> **Work to be completed**
Transcribe all of the records word for word, but omit the pictures.

□ □ □ □ □ □ □

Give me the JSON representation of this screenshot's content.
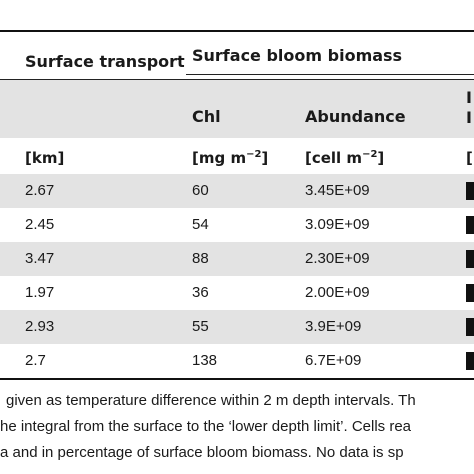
{
  "table": {
    "group_header_left": "Surface transport",
    "group_header_right": "Surface bloom biomass",
    "col_chl": "Chl",
    "col_abundance": "Abundance",
    "col_extra_top": "I",
    "col_extra_bottom": "I",
    "unit_km": "[km]",
    "unit_chl_prefix": "[mg m",
    "unit_chl_exp": "−2",
    "unit_chl_suffix": "]",
    "unit_cell_prefix": "[cell m",
    "unit_cell_exp": "−2",
    "unit_cell_suffix": "]",
    "rows": [
      {
        "transport": "2.67",
        "chl": "60",
        "abundance": "3.45E+09"
      },
      {
        "transport": "2.45",
        "chl": "54",
        "abundance": "3.09E+09"
      },
      {
        "transport": "3.47",
        "chl": "88",
        "abundance": "2.30E+09"
      },
      {
        "transport": "1.97",
        "chl": "36",
        "abundance": "2.00E+09"
      },
      {
        "transport": "2.93",
        "chl": "55",
        "abundance": "3.9E+09"
      },
      {
        "transport": "2.7",
        "chl": "138",
        "abundance": "6.7E+09"
      }
    ]
  },
  "footnotes": [
    "given as temperature difference within 2 m depth intervals. Th",
    "he integral from the surface to the ‘lower depth limit’. Cells rea",
    "a and in percentage of surface bloom biomass. No data is sp"
  ]
}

□ □ □ □ □ □ □

> **Your solution**
Give me the JSON representation of this screenshot's content.
{
  "table": {
    "group_header_left": "Surface transport",
    "group_header_right": "Surface bloom biomass",
    "col_chl": "Chl",
    "col_abundance": "Abundance",
    "col_extra_top": "I",
    "col_extra_bottom": "I",
    "unit_km": "[km]",
    "unit_chl_prefix": "[mg m",
    "unit_chl_exp": "−2",
    "unit_chl_suffix": "]",
    "unit_cell_prefix": "[cell m",
    "unit_cell_exp": "−2",
    "unit_cell_suffix": "]",
    "rows": [
      {
        "transport": "2.67",
        "chl": "60",
        "abundance": "3.45E+09"
      },
      {
        "transport": "2.45",
        "chl": "54",
        "abundance": "3.09E+09"
      },
      {
        "transport": "3.47",
        "chl": "88",
        "abundance": "2.30E+09"
      },
      {
        "transport": "1.97",
        "chl": "36",
        "abundance": "2.00E+09"
      },
      {
        "transport": "2.93",
        "chl": "55",
        "abundance": "3.9E+09"
      },
      {
        "transport": "2.7",
        "chl": "138",
        "abundance": "6.7E+09"
      }
    ]
  },
  "footnotes": [
    "given as temperature difference within 2 m depth intervals. Th",
    "he integral from the surface to the ‘lower depth limit’. Cells rea",
    "a and in percentage of surface bloom biomass. No data is sp"
  ]
}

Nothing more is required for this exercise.